● **INSTRUCTION**
Each line below should be quoted exactly, please.

● **ENTRIES SHOWN**
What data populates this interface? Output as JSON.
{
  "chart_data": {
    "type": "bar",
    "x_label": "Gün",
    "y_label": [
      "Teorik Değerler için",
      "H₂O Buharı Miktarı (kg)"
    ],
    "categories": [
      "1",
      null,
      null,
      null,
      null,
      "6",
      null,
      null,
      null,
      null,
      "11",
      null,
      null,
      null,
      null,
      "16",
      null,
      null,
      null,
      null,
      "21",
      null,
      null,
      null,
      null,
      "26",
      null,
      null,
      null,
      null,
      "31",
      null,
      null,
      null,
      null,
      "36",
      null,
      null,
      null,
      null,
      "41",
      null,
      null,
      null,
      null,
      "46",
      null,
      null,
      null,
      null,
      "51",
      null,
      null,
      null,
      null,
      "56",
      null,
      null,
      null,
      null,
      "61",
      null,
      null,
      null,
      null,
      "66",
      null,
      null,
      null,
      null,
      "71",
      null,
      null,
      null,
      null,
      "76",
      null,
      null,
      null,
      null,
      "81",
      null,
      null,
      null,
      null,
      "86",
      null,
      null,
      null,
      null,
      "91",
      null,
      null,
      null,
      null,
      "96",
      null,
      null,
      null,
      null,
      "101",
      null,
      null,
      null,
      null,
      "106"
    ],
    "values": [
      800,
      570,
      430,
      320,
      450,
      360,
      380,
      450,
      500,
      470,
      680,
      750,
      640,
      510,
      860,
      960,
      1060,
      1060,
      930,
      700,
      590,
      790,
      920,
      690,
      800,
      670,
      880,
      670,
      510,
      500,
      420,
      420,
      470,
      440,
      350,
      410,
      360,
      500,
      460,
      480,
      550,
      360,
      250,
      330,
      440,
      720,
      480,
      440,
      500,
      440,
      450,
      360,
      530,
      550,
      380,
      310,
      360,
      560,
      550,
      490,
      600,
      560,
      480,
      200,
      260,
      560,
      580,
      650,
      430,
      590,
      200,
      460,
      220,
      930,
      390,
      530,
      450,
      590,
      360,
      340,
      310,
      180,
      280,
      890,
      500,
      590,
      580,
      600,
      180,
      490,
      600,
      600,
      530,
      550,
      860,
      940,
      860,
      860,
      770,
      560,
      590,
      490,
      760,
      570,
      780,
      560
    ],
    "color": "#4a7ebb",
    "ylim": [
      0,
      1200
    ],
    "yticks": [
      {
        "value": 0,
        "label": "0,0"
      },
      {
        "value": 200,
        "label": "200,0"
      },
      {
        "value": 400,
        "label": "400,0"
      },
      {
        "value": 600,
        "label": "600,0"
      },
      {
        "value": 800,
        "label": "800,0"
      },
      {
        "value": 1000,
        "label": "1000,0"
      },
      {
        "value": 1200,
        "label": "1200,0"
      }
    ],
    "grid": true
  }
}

● **EXERCISE ANSWER**
What data populates this interface? Output as JSON.
{
  "chart_data": {
    "type": "bar",
    "x_label": "Gün",
    "y_label": [
      "Teorik Değerler için",
      "H₂O Buharı Miktarı (kg)"
    ],
    "categories": [
      "1",
      null,
      null,
      null,
      null,
      "6",
      null,
      null,
      null,
      null,
      "11",
      null,
      null,
      null,
      null,
      "16",
      null,
      null,
      null,
      null,
      "21",
      null,
      null,
      null,
      null,
      "26",
      null,
      null,
      null,
      null,
      "31",
      null,
      null,
      null,
      null,
      "36",
      null,
      null,
      null,
      null,
      "41",
      null,
      null,
      null,
      null,
      "46",
      null,
      null,
      null,
      null,
      "51",
      null,
      null,
      null,
      null,
      "56",
      null,
      null,
      null,
      null,
      "61",
      null,
      null,
      null,
      null,
      "66",
      null,
      null,
      null,
      null,
      "71",
      null,
      null,
      null,
      null,
      "76",
      null,
      null,
      null,
      null,
      "81",
      null,
      null,
      null,
      null,
      "86",
      null,
      null,
      null,
      null,
      "91",
      null,
      null,
      null,
      null,
      "96",
      null,
      null,
      null,
      null,
      "101",
      null,
      null,
      null,
      null,
      "106"
    ],
    "values": [
      800,
      570,
      430,
      320,
      450,
      360,
      380,
      450,
      500,
      470,
      680,
      750,
      640,
      510,
      860,
      960,
      1060,
      1060,
      930,
      700,
      590,
      790,
      920,
      690,
      800,
      670,
      880,
      670,
      510,
      500,
      420,
      420,
      470,
      440,
      350,
      410,
      360,
      500,
      460,
      480,
      550,
      360,
      250,
      330,
      440,
      720,
      480,
      440,
      500,
      440,
      450,
      360,
      530,
      550,
      380,
      310,
      360,
      560,
      550,
      490,
      600,
      560,
      480,
      200,
      260,
      560,
      580,
      650,
      430,
      590,
      200,
      460,
      220,
      930,
      390,
      530,
      450,
      590,
      360,
      340,
      310,
      180,
      280,
      890,
      500,
      590,
      580,
      600,
      180,
      490,
      600,
      600,
      530,
      550,
      860,
      940,
      860,
      860,
      770,
      560,
      590,
      490,
      760,
      570,
      780,
      560
    ],
    "color": "#4a7ebb",
    "ylim": [
      0,
      1200
    ],
    "yticks": [
      {
        "value": 0,
        "label": "0,0"
      },
      {
        "value": 200,
        "label": "200,0"
      },
      {
        "value": 400,
        "label": "400,0"
      },
      {
        "value": 600,
        "label": "600,0"
      },
      {
        "value": 800,
        "label": "800,0"
      },
      {
        "value": 1000,
        "label": "1000,0"
      },
      {
        "value": 1200,
        "label": "1200,0"
      }
    ],
    "grid": true
  }
}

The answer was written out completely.